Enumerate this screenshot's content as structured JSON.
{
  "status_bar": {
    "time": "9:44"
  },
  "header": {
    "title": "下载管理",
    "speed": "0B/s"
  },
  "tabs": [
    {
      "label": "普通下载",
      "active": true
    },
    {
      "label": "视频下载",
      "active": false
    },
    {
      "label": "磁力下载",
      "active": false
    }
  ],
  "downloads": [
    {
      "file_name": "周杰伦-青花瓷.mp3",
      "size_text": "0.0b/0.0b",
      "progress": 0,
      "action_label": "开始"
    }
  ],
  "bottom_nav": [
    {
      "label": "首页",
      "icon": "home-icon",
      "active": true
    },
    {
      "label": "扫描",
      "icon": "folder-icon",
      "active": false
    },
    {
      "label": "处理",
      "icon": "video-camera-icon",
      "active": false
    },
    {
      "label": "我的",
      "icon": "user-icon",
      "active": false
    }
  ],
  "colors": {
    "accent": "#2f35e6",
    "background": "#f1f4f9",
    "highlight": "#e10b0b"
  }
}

*Required work*. Extract every line above exactly as it stands.

*Result of the task*.
Enumerate this screenshot's content as structured JSON.
{
  "status_bar": {
    "time": "9:44"
  },
  "header": {
    "title": "下载管理",
    "speed": "0B/s"
  },
  "tabs": [
    {
      "label": "普通下载",
      "active": true
    },
    {
      "label": "视频下载",
      "active": false
    },
    {
      "label": "磁力下载",
      "active": false
    }
  ],
  "downloads": [
    {
      "file_name": "周杰伦-青花瓷.mp3",
      "size_text": "0.0b/0.0b",
      "progress": 0,
      "action_label": "开始"
    }
  ],
  "bottom_nav": [
    {
      "label": "首页",
      "icon": "home-icon",
      "active": true
    },
    {
      "label": "扫描",
      "icon": "folder-icon",
      "active": false
    },
    {
      "label": "处理",
      "icon": "video-camera-icon",
      "active": false
    },
    {
      "label": "我的",
      "icon": "user-icon",
      "active": false
    }
  ],
  "colors": {
    "accent": "#2f35e6",
    "background": "#f1f4f9",
    "highlight": "#e10b0b"
  }
}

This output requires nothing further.